─── BRONFRAGMENT ───

Door Ds. Jannica de Prenter
Zes jaar achtereen mag je je land inzaaien en de oogst binnenhalen. Maar het zevende jaar moet je het land braak laten liggen en het met rust laten, dan kunnen de armen onder jullie ervan eten; wat zij nog overlaten is voor de dieren van het veld. Met je wijngaard en je olijfgaard moet je hetzelfde doen. Zes dagen lang mag je werken, maar op de zevende dag moet je rust houden; dan kunnen ook je rund en je ezel uitrusten en kunnen je slaven en de vreemdelingen die voor je werken op adem komen.
Geduld en waakzaamheid
Boer-zijn vraagt om geduld en waakzaamheid. Een boer houdt zijn akker steeds nauwlettend in de gaten: of er geen distels of ander onkruid opschiet met het gewas. Keien en stenen haalt hij weg. Maar een boer moet ook wachten op de juiste tijd om in te zaaien. Mais, suikerbieten, uien en aardappelen gaan in het voorjaar al de grond in. De wintertarwe wordt in het najaar gezaaid. Een intensieve periode is de tijd van de oogst. Dan wordt er doorgewerkt van ’s ochtends vroeg tot ’s avonds laat. De Prediker wist het al: er is een tijd van zaaien en van oogsten (Prediker 3:2).
Zorgen voor een goede grond
De wetten in Exodus 23 schrijven voor dat de akker elk zevende jaar braak moet liggen. Zes jaar lang mag er gezaaid en geoogst worden. Maar het zevende jaar zal het land met rust gelaten worden. Vers 12 verbindt deze wet heel uitdrukkelijk met de sabbat. Zes dagen lang mag de mens werken, maar de zevende dag is een dag van ‘ophouden’, šāḇaṯ in het Hebreeuws. Zoals de sabbat geldt voor mensen en dieren, zo geldt het sabbatsjaar voor het land. In het zevende jaar zal het land braak liggen: de akkers, de wijngaarden en olijfgaarden. Wat het land nog opbrengt, is voor de armen en voor de dieren op het veld. Zorg voor de naaste en zorg voor de schepping gaan hier hand in hand.
Uitputting voorkomen
Het sabbatsjaar is een jaar van wachten op goede grond. Wanneer de aarde uitgeput is, gaat de opbrengst achteruit. Na zes jaar intensieve landbouw is een rustperiode meer dan nodig. Toch betekent braak liggen niet dat er niets gebeurt. De aarde wordt omgeploegd zodat er weer zuurstof in de bodem komt en de bodemstructuur zich herstelt. Zoals de mens gezette tijden van rust nodig heeft, zo moet ook de aarde na een intensieve periode kunnen rusten. Ook zij moet weer adem kunnen halen. Op tijd rusten, braak liggen: het voorkomt uitputting. Dat geldt zowel voor mensen, dieren, als voor het land.

─── AANGELEVERDE GEGEVENS ───

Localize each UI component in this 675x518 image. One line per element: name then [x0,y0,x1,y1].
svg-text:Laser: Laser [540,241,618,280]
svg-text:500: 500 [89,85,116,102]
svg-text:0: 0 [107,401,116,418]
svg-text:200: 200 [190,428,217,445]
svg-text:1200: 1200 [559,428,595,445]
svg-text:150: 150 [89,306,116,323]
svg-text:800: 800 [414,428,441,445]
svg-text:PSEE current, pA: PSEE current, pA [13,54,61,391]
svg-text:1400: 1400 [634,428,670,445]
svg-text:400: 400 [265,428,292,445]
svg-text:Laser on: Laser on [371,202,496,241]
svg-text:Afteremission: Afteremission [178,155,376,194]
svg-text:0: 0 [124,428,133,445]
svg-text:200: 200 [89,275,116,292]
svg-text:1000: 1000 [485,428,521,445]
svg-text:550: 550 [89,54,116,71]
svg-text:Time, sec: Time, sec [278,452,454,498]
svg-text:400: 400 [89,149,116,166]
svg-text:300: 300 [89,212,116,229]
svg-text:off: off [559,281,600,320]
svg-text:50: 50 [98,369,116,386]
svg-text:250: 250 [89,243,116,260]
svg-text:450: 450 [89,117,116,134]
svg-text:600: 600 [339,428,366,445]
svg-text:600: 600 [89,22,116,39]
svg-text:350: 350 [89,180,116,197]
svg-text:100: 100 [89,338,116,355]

───

SCHRIFTELIJKE OPDRACHT A:
Beantwoord de volgende vragen over de tekst over het sabbatsjaar.
(i) Welke gewassen gaan volgens de tekst in het voorjaar de grond in?
(ii) Welk Hebreeuws woord wordt genoemd voor 'ophouden'?
(iii) Wat is volgens de tekst het doel van het omploegen van de aarde tijdens het braak liggen?
SCHRIFTELIJKE OPDRACHT B:
Vul de tekst over het sabbatsjaar aan met het volgende gedeelte, te beginnen na de laatste zin.

SCHRIFTELIJK ANTWOORD A:
(i) Mais, suikerbieten, uien en aardappelen.
(ii) Šāḇaṯ.
(iii) Er komt weer zuurstof in de bodem en de bodemstructuur herstelt zich.

SCHRIFTELIJK ANTWOORD B:
Breek het braakliggend land op
In de Bijbel wordt ook in profetische zin gesproken over ‘braakliggend land’. Een mooi voorbeeld is te vinden bij de profeet Jeremia. Hij staat in een samenleving waarin de hele schepping lijdt onder het gedrag van de mensen. De sabbatsjaren worden niet gehouden en slaven worden niet vrijgelaten (Jeremia 34:14-22). Jeremia ziet hoe oorlog en rampen het land teisteren. De schepping keert zich om. De aarde is weer ‘woest en leeg’. Er is geen licht. Mensen en dieren slaan op de vlucht (Jeremia 4:23-25). Op dat moment krijgt Jeremia de opdracht om tegen het volk te zeggen:
Breek het braakliggend land op,
en zaai niet tussen de dorens.
Jeremia 4:3b eigen vertaling
Jeremia roept het volk van Juda op om een nieuwe weg in te slaan. Om waarachtig, eerlijk en oprecht te leven. Om barmhartigheid te zaaien en met zorg om te zien naar de schepping. Maar Jeremia is een roepende in de woestijn. De aarde raakt uitgeput en de kwetsbaren in de samenleving worden uitgebuit. De ballingschap die Jeremia voorzag, is werkelijkheid geworden. Na zoveel uitputting is het God zelf die ingrijpt. Zeventig jaar zou het land braak liggen. Net zolang totdat alle sabbatsjaren zijn vergoed (2 Kronieken 36:21).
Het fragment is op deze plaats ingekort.